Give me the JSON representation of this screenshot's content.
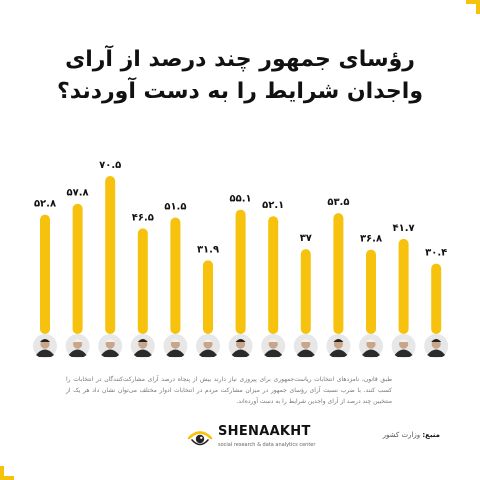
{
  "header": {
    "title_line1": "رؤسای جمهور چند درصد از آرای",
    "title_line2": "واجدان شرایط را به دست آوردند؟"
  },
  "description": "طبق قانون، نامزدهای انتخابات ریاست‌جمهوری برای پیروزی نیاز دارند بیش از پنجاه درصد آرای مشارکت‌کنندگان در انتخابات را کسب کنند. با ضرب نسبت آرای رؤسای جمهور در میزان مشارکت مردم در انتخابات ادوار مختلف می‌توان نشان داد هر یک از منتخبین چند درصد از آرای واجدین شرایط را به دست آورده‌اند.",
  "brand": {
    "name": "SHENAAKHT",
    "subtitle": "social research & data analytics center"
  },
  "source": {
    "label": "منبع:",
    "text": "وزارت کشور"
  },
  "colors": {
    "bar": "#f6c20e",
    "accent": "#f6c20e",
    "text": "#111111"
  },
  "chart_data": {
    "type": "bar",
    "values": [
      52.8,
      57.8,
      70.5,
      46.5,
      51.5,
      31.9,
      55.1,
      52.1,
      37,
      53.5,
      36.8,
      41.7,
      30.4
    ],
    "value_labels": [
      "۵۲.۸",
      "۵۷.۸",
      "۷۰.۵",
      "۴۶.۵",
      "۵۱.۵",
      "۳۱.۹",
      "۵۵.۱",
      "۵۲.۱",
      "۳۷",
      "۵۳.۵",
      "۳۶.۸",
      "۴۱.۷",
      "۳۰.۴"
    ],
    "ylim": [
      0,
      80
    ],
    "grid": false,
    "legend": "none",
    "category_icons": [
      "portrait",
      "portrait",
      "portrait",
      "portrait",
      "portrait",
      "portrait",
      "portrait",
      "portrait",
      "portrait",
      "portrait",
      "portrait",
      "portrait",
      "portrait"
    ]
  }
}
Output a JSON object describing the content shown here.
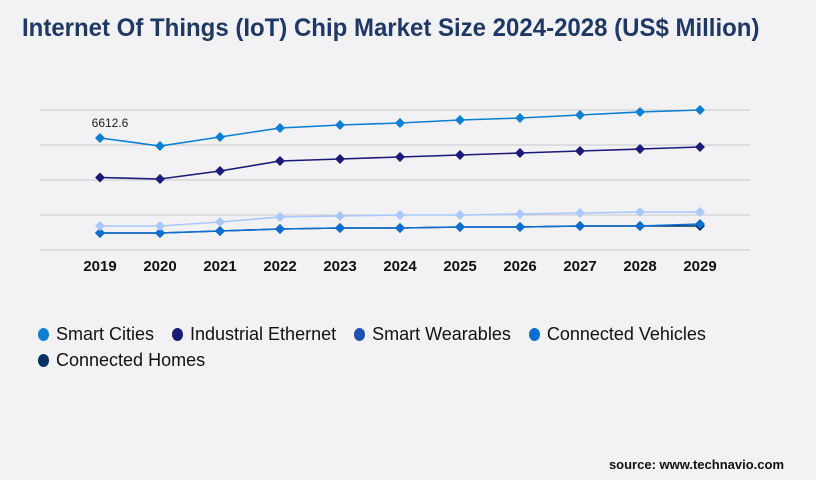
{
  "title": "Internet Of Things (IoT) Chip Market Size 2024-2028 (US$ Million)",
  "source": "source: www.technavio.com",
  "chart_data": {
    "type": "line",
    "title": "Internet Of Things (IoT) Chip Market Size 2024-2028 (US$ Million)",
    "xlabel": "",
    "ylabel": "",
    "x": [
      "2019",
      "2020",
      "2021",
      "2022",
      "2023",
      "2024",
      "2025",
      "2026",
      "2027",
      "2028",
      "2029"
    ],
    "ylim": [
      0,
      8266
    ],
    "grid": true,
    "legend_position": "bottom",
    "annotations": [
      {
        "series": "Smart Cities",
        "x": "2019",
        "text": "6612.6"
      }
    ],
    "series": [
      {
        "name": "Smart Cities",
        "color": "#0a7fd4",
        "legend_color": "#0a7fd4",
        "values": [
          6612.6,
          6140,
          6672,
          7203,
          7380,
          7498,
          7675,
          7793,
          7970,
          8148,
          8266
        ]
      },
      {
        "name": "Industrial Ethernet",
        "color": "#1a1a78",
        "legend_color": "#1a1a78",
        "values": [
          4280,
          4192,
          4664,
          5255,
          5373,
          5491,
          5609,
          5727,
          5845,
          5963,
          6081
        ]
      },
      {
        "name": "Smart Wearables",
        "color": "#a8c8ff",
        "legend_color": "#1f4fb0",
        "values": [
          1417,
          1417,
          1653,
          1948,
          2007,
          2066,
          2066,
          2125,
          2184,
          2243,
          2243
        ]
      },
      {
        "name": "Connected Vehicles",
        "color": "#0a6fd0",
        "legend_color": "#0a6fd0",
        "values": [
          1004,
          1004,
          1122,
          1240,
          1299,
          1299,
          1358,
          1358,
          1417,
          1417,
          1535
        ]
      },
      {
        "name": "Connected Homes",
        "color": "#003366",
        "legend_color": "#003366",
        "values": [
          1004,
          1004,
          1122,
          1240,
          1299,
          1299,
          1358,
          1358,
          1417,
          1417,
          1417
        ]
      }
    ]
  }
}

————————

Task objective — Repeat all the records above exactly, leaving out any pictures.

Solution —
Give me the JSON representation of this screenshot's content.
{
  "header": {
    "title_line1": "رؤسای جمهور چند درصد از آرای",
    "title_line2": "واجدان شرایط را به دست آوردند؟"
  },
  "description": "طبق قانون، نامزدهای انتخابات ریاست‌جمهوری برای پیروزی نیاز دارند بیش از پنجاه درصد آرای مشارکت‌کنندگان در انتخابات را کسب کنند. با ضرب نسبت آرای رؤسای جمهور در میزان مشارکت مردم در انتخابات ادوار مختلف می‌توان نشان داد هر یک از منتخبین چند درصد از آرای واجدین شرایط را به دست آورده‌اند.",
  "brand": {
    "name": "SHENAAKHT",
    "subtitle": "social research & data analytics center"
  },
  "source": {
    "label": "منبع:",
    "text": "وزارت کشور"
  },
  "colors": {
    "bar": "#f6c20e",
    "accent": "#f6c20e",
    "text": "#111111"
  },
  "chart_data": {
    "type": "bar",
    "values": [
      52.8,
      57.8,
      70.5,
      46.5,
      51.5,
      31.9,
      55.1,
      52.1,
      37,
      53.5,
      36.8,
      41.7,
      30.4
    ],
    "value_labels": [
      "۵۲.۸",
      "۵۷.۸",
      "۷۰.۵",
      "۴۶.۵",
      "۵۱.۵",
      "۳۱.۹",
      "۵۵.۱",
      "۵۲.۱",
      "۳۷",
      "۵۳.۵",
      "۳۶.۸",
      "۴۱.۷",
      "۳۰.۴"
    ],
    "ylim": [
      0,
      80
    ],
    "grid": false,
    "legend": "none",
    "category_icons": [
      "portrait",
      "portrait",
      "portrait",
      "portrait",
      "portrait",
      "portrait",
      "portrait",
      "portrait",
      "portrait",
      "portrait",
      "portrait",
      "portrait",
      "portrait"
    ]
  }
}
Output a JSON object describing the content shown here.
{
  "title": "Internet Of Things (IoT) Chip Market Size 2024-2028 (US$ Million)",
  "source": "source: www.technavio.com",
  "chart_data": {
    "type": "line",
    "title": "Internet Of Things (IoT) Chip Market Size 2024-2028 (US$ Million)",
    "xlabel": "",
    "ylabel": "",
    "x": [
      "2019",
      "2020",
      "2021",
      "2022",
      "2023",
      "2024",
      "2025",
      "2026",
      "2027",
      "2028",
      "2029"
    ],
    "ylim": [
      0,
      8266
    ],
    "grid": true,
    "legend_position": "bottom",
    "annotations": [
      {
        "series": "Smart Cities",
        "x": "2019",
        "text": "6612.6"
      }
    ],
    "series": [
      {
        "name": "Smart Cities",
        "color": "#0a7fd4",
        "legend_color": "#0a7fd4",
        "values": [
          6612.6,
          6140,
          6672,
          7203,
          7380,
          7498,
          7675,
          7793,
          7970,
          8148,
          8266
        ]
      },
      {
        "name": "Industrial Ethernet",
        "color": "#1a1a78",
        "legend_color": "#1a1a78",
        "values": [
          4280,
          4192,
          4664,
          5255,
          5373,
          5491,
          5609,
          5727,
          5845,
          5963,
          6081
        ]
      },
      {
        "name": "Smart Wearables",
        "color": "#a8c8ff",
        "legend_color": "#1f4fb0",
        "values": [
          1417,
          1417,
          1653,
          1948,
          2007,
          2066,
          2066,
          2125,
          2184,
          2243,
          2243
        ]
      },
      {
        "name": "Connected Vehicles",
        "color": "#0a6fd0",
        "legend_color": "#0a6fd0",
        "values": [
          1004,
          1004,
          1122,
          1240,
          1299,
          1299,
          1358,
          1358,
          1417,
          1417,
          1535
        ]
      },
      {
        "name": "Connected Homes",
        "color": "#003366",
        "legend_color": "#003366",
        "values": [
          1004,
          1004,
          1122,
          1240,
          1299,
          1299,
          1358,
          1358,
          1417,
          1417,
          1417
        ]
      }
    ]
  }
}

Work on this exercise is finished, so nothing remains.